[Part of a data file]

□ □ □

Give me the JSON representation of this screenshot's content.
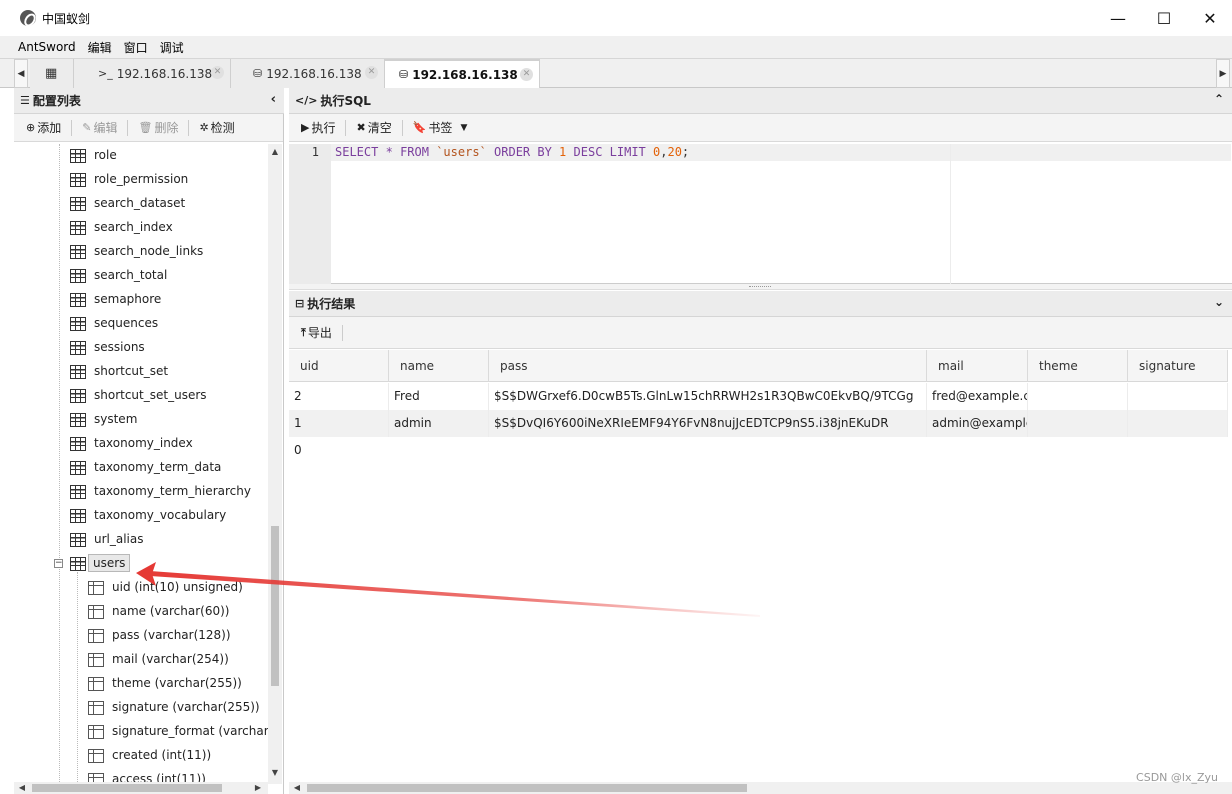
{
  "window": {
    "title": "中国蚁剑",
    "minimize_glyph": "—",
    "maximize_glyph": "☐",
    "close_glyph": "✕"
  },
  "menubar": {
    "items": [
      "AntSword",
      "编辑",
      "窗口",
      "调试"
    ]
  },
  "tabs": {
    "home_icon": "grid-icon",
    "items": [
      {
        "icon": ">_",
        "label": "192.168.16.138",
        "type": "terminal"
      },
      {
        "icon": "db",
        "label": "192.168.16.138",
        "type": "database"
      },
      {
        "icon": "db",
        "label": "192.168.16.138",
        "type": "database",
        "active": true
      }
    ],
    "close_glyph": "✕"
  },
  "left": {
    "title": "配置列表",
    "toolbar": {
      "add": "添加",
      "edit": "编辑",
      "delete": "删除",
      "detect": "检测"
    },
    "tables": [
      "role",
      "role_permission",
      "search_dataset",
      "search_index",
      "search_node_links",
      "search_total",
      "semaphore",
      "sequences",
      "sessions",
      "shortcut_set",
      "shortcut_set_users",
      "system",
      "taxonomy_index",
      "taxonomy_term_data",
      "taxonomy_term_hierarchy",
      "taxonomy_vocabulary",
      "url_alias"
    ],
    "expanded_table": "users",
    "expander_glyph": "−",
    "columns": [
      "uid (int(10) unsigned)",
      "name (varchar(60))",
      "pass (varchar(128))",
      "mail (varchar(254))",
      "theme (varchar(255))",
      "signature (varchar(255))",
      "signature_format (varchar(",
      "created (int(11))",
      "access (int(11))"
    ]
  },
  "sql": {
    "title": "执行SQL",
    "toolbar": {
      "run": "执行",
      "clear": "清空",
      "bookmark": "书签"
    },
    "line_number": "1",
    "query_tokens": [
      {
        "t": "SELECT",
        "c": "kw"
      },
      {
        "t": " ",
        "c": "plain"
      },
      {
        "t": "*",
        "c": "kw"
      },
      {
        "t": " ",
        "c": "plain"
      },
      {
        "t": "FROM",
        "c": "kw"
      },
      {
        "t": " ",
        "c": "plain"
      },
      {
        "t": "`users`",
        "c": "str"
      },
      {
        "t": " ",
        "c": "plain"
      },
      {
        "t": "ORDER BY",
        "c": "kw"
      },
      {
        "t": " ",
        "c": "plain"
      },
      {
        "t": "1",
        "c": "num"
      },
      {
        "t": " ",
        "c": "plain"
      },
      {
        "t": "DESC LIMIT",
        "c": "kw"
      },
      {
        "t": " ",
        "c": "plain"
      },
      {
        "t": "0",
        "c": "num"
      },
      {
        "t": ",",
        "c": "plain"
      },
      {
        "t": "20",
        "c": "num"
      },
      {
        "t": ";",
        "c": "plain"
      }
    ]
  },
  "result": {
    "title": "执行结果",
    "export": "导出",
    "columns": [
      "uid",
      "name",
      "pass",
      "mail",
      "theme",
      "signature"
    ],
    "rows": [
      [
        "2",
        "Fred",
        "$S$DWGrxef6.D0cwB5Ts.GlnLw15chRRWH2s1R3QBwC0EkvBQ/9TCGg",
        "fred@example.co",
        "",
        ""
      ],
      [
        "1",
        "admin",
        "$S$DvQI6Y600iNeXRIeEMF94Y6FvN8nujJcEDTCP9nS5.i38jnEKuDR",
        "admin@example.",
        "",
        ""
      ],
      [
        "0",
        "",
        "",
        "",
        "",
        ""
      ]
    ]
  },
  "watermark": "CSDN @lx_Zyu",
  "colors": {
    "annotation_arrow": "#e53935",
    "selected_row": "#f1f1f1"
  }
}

□ □ □

> _EXERCISE AIM_
Restate the records above in full, word for word. Keep pictures out.

> _REPLY TO THE EXERCISE_
Give me the JSON representation of this screenshot's content.
{
  "window": {
    "title": "中国蚁剑",
    "minimize_glyph": "—",
    "maximize_glyph": "☐",
    "close_glyph": "✕"
  },
  "menubar": {
    "items": [
      "AntSword",
      "编辑",
      "窗口",
      "调试"
    ]
  },
  "tabs": {
    "home_icon": "grid-icon",
    "items": [
      {
        "icon": ">_",
        "label": "192.168.16.138",
        "type": "terminal"
      },
      {
        "icon": "db",
        "label": "192.168.16.138",
        "type": "database"
      },
      {
        "icon": "db",
        "label": "192.168.16.138",
        "type": "database",
        "active": true
      }
    ],
    "close_glyph": "✕"
  },
  "left": {
    "title": "配置列表",
    "toolbar": {
      "add": "添加",
      "edit": "编辑",
      "delete": "删除",
      "detect": "检测"
    },
    "tables": [
      "role",
      "role_permission",
      "search_dataset",
      "search_index",
      "search_node_links",
      "search_total",
      "semaphore",
      "sequences",
      "sessions",
      "shortcut_set",
      "shortcut_set_users",
      "system",
      "taxonomy_index",
      "taxonomy_term_data",
      "taxonomy_term_hierarchy",
      "taxonomy_vocabulary",
      "url_alias"
    ],
    "expanded_table": "users",
    "expander_glyph": "−",
    "columns": [
      "uid (int(10) unsigned)",
      "name (varchar(60))",
      "pass (varchar(128))",
      "mail (varchar(254))",
      "theme (varchar(255))",
      "signature (varchar(255))",
      "signature_format (varchar(",
      "created (int(11))",
      "access (int(11))"
    ]
  },
  "sql": {
    "title": "执行SQL",
    "toolbar": {
      "run": "执行",
      "clear": "清空",
      "bookmark": "书签"
    },
    "line_number": "1",
    "query_tokens": [
      {
        "t": "SELECT",
        "c": "kw"
      },
      {
        "t": " ",
        "c": "plain"
      },
      {
        "t": "*",
        "c": "kw"
      },
      {
        "t": " ",
        "c": "plain"
      },
      {
        "t": "FROM",
        "c": "kw"
      },
      {
        "t": " ",
        "c": "plain"
      },
      {
        "t": "`users`",
        "c": "str"
      },
      {
        "t": " ",
        "c": "plain"
      },
      {
        "t": "ORDER BY",
        "c": "kw"
      },
      {
        "t": " ",
        "c": "plain"
      },
      {
        "t": "1",
        "c": "num"
      },
      {
        "t": " ",
        "c": "plain"
      },
      {
        "t": "DESC LIMIT",
        "c": "kw"
      },
      {
        "t": " ",
        "c": "plain"
      },
      {
        "t": "0",
        "c": "num"
      },
      {
        "t": ",",
        "c": "plain"
      },
      {
        "t": "20",
        "c": "num"
      },
      {
        "t": ";",
        "c": "plain"
      }
    ]
  },
  "result": {
    "title": "执行结果",
    "export": "导出",
    "columns": [
      "uid",
      "name",
      "pass",
      "mail",
      "theme",
      "signature"
    ],
    "rows": [
      [
        "2",
        "Fred",
        "$S$DWGrxef6.D0cwB5Ts.GlnLw15chRRWH2s1R3QBwC0EkvBQ/9TCGg",
        "fred@example.co",
        "",
        ""
      ],
      [
        "1",
        "admin",
        "$S$DvQI6Y600iNeXRIeEMF94Y6FvN8nujJcEDTCP9nS5.i38jnEKuDR",
        "admin@example.",
        "",
        ""
      ],
      [
        "0",
        "",
        "",
        "",
        "",
        ""
      ]
    ]
  },
  "watermark": "CSDN @lx_Zyu",
  "colors": {
    "annotation_arrow": "#e53935",
    "selected_row": "#f1f1f1"
  }
}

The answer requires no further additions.